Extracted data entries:
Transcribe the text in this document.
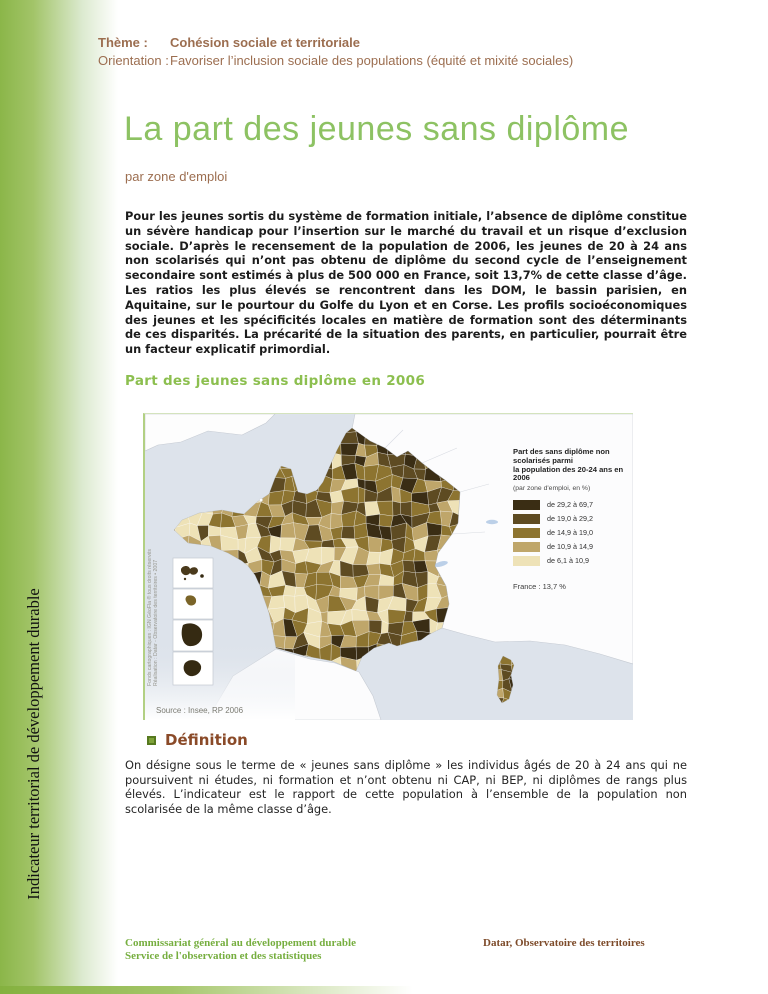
Indicateur territorial de développement durable
Thème :	Cohésion sociale et territoriale
Orientation : Favoriser l’inclusion sociale des populations (équité et mixité sociales)
La part des jeunes sans diplôme
par zone d'emploi

Pour les jeunes sortis du système de formation initiale, l’absence de diplôme constitue un sévère handicap pour l’insertion sur le marché du travail et un risque d’exclusion sociale. D’après le recensement de la population de 2006, les jeunes de 20 à 24 ans non scolarisés qui n’ont pas obtenu de diplôme du second cycle de l’enseignement secondaire sont estimés à plus de 500 000 en France, soit 13,7% de cette classe d’âge. Les ratios les plus élevés se rencontrent dans les DOM, le bassin parisien, en Aquitaine, sur le pourtour du Golfe du Lyon et en Corse. Les profils socioéconomiques des jeunes et les spécificités locales en matière de formation sont des déterminants de ces disparités. La précarité de la situation des parents, en particulier, pourrait être un facteur explicatif primordial.

Part des jeunes sans diplôme en 2006
Part des sans diplôme non scolarisés parmi
la population des 20-24 ans en 2006
(par zone d'emploi, en %)
de 29,2 à 69,7
de 19,0 à 29,2
de 14,9 à 19,0
de 10,9 à 14,9
de 6,1 à 10,9
France : 13,7 %
Fonds cartographiques : IGN GéoFla ® tous droits réservés Réalisation : Datar - Observatoire des territoires • 2007
Source : Insee, RP 2006
Définition

On désigne sous le terme de « jeunes sans diplôme » les individus âgés de 20 à 24 ans qui ne poursuivent ni études, ni formation et n’ont obtenu ni CAP, ni BEP, ni diplômes de rangs plus élevés. L’indicateur est le rapport de cette population à l’ensemble de la population non scolarisée de la même classe d’âge.

Commissariat général au développement durable
Service de l'observation et des statistiques
Datar, Observatoire des territoires
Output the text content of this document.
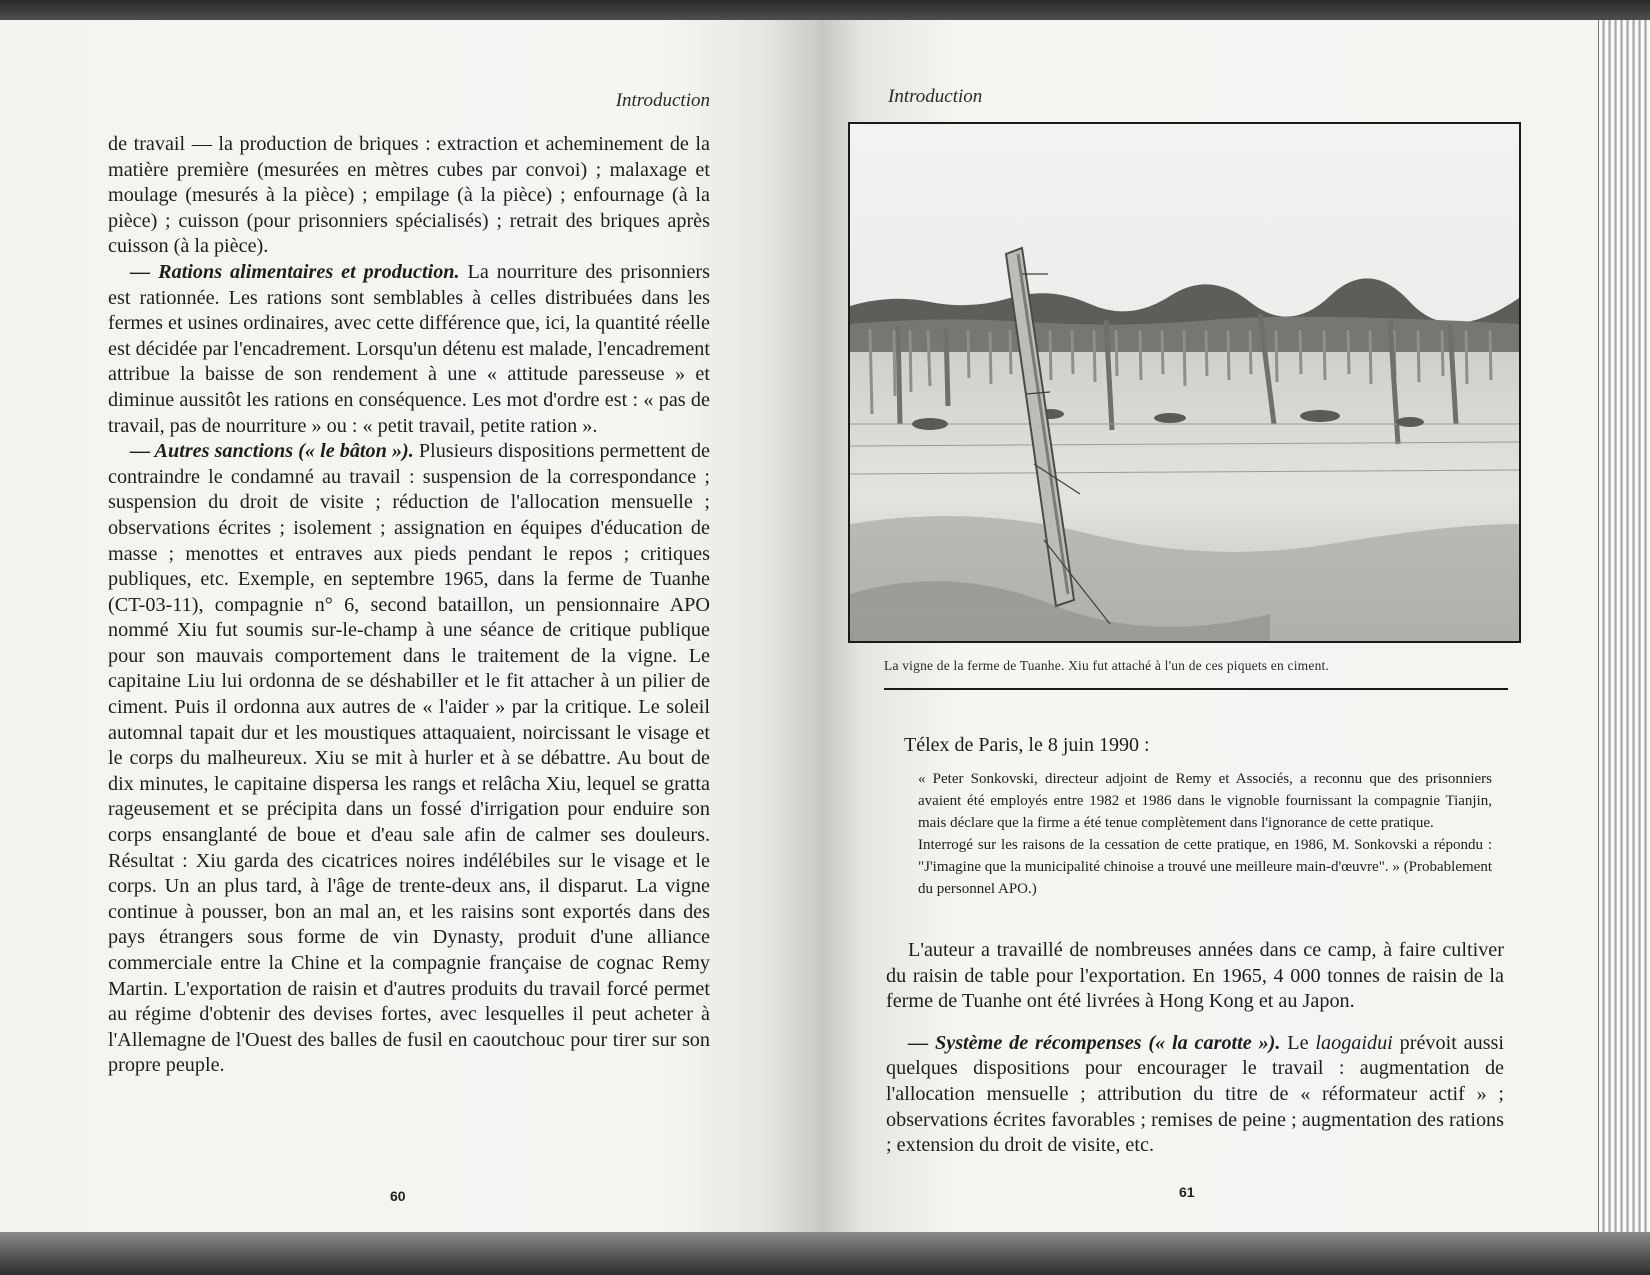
Introduction

de travail — la production de briques : extraction et acheminement de la matière première (mesurées en mètres cubes par convoi) ; malaxage et moulage (mesurés à la pièce) ; empilage (à la pièce) ; enfournage (à la pièce) ; cuisson (pour prisonniers spécialisés) ; retrait des briques après cuisson (à la pièce).

— Rations alimentaires et production. La nourriture des prisonniers est rationnée. Les rations sont semblables à celles distribuées dans les fermes et usines ordinaires, avec cette différence que, ici, la quantité réelle est décidée par l'encadrement. Lorsqu'un détenu est malade, l'encadrement attribue la baisse de son rendement à une « attitude paresseuse » et diminue aussitôt les rations en conséquence. Les mot d'ordre est : « pas de travail, pas de nourriture » ou : « petit travail, petite ration ».

— Autres sanctions (« le bâton »). Plusieurs dispositions permettent de contraindre le condamné au travail : suspension de la correspondance ; suspension du droit de visite ; réduction de l'allocation mensuelle ; observations écrites ; isolement ; assignation en équipes d'éducation de masse ; menottes et entraves aux pieds pendant le repos ; critiques publiques, etc. Exemple, en septembre 1965, dans la ferme de Tuanhe (CT-03-11), compagnie n° 6, second bataillon, un pensionnaire APO nommé Xiu fut soumis sur-le-champ à une séance de critique publique pour son mauvais comportement dans le traitement de la vigne. Le capitaine Liu lui ordonna de se déshabiller et le fit attacher à un pilier de ciment. Puis il ordonna aux autres de « l'aider » par la critique. Le soleil automnal tapait dur et les moustiques attaquaient, noircissant le visage et le corps du malheureux. Xiu se mit à hurler et à se débattre. Au bout de dix minutes, le capitaine dispersa les rangs et relâcha Xiu, lequel se gratta rageusement et se précipita dans un fossé d'irrigation pour enduire son corps ensanglanté de boue et d'eau sale afin de calmer ses douleurs. Résultat : Xiu garda des cicatrices noires indélébiles sur le visage et le corps. Un an plus tard, à l'âge de trente-deux ans, il disparut. La vigne continue à pousser, bon an mal an, et les raisins sont exportés dans des pays étrangers sous forme de vin Dynasty, produit d'une alliance commerciale entre la Chine et la compagnie française de cognac Remy Martin. L'exportation de raisin et d'autres produits du travail forcé permet au régime d'obtenir des devises fortes, avec lesquelles il peut acheter à l'Allemagne de l'Ouest des balles de fusil en caoutchouc pour tirer sur son propre peuple.

60
Introduction
La vigne de la ferme de Tuanhe. Xiu fut attaché à l'un de ces piquets en ciment.
Télex de Paris, le 8 juin 1990 :

« Peter Sonkovski, directeur adjoint de Remy et Associés, a reconnu que des prisonniers avaient été employés entre 1982 et 1986 dans le vignoble fournissant la compagnie Tianjin, mais déclare que la firme a été tenue complètement dans l'ignorance de cette pratique.

Interrogé sur les raisons de la cessation de cette pratique, en 1986, M. Sonkovski a répondu : "J'imagine que la municipalité chinoise a trouvé une meilleure main-d'œuvre". » (Probablement du personnel APO.)

L'auteur a travaillé de nombreuses années dans ce camp, à faire cultiver du raisin de table pour l'exportation. En 1965, 4 000 tonnes de raisin de la ferme de Tuanhe ont été livrées à Hong Kong et au Japon.

— Système de récompenses (« la carotte »). Le laogaidui prévoit aussi quelques dispositions pour encourager le travail : augmentation de l'allocation mensuelle ; attribution du titre de « réformateur actif » ; observations écrites favorables ; remises de peine ; augmentation des rations ; extension du droit de visite, etc.

61
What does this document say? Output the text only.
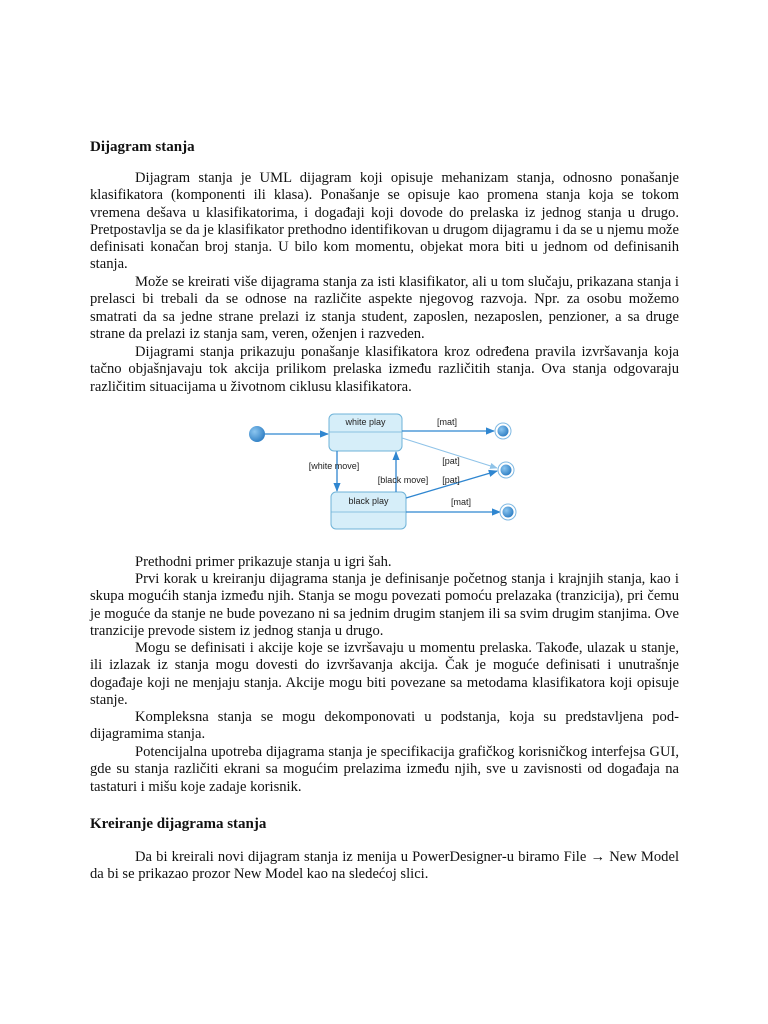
Dijagram stanja

Dijagram stanja je UML dijagram koji opisuje mehanizam stanja, odnosno ponašanje klasifikatora (komponenti ili klasa). Ponašanje se opisuje kao promena stanja koja se tokom vremena dešava u klasifikatorima, i događaji koji dovode do prelaska iz jednog stanja u drugo. Pretpostavlja se da je klasifikator prethodno identifikovan u drugom dijagramu i da se u njemu može definisati konačan broj stanja. U bilo kom momentu, objekat mora biti u jednom od definisanih stanja.

Može se kreirati više dijagrama stanja za isti klasifikator, ali u tom slučaju, prikazana stanja i prelasci bi trebali da se odnose na različite aspekte njegovog razvoja. Npr. za osobu možemo smatrati da sa jedne strane prelazi iz stanja student, zaposlen, nezaposlen, penzioner, a sa druge strane da prelazi iz stanja sam, veren, oženjen i razveden.

Dijagrami stanja prikazuju ponašanje klasifikatora kroz određena pravila izvršavanja koja tačno objašnjavaju tok akcija prilikom prelaska između različitih stanja. Ova stanja odgovaraju različitim situacijama u životnom ciklusu klasifikatora.

Prethodni primer prikazuje stanja u igri šah.

Prvi korak u kreiranju dijagrama stanja je definisanje početnog stanja i krajnjih stanja, kao i skupa mogućih stanja između njih. Stanja se mogu povezati pomoću prelazaka (tranzicija), pri čemu je moguće da stanje ne bude povezano ni sa jednim drugim stanjem ili sa svim drugim stanjima. Ove tranzicije prevode sistem iz jednog stanja u drugo.

Mogu se definisati i akcije koje se izvršavaju u momentu prelaska. Takođe, ulazak u stanje, ili izlazak iz stanja mogu dovesti do izvršavanja akcija. Čak je moguće definisati i unutrašnje događaje koji ne menjaju stanja. Akcije mogu biti povezane sa metodama klasifikatora koji opisuje stanje.

Kompleksna stanja se mogu dekomponovati u podstanja, koja su predstavljena poddijagramima stanja.

Potencijalna upotreba dijagrama stanja je specifikacija grafičkog korisničkog interfejsa GUI, gde su stanja različiti ekrani sa mogućim prelazima između njih, sve u zavisnosti od događaja na tastaturi i mišu koje zadaje korisnik.

Kreiranje dijagrama stanja

Da bi kreirali novi dijagram stanja iz menija u PowerDesigner-u biramo File → New Model da bi se prikazao prozor New Model kao na sledećoj slici.

white play
black play
[mat]
[pat]
[white move]
[black move] [pat]
[mat]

§ Your objective
In the records above, locate each line with the word "Output". Copy all such lines.

§ Answer below
Output the text content of this document.
What does this document say? Output the text only.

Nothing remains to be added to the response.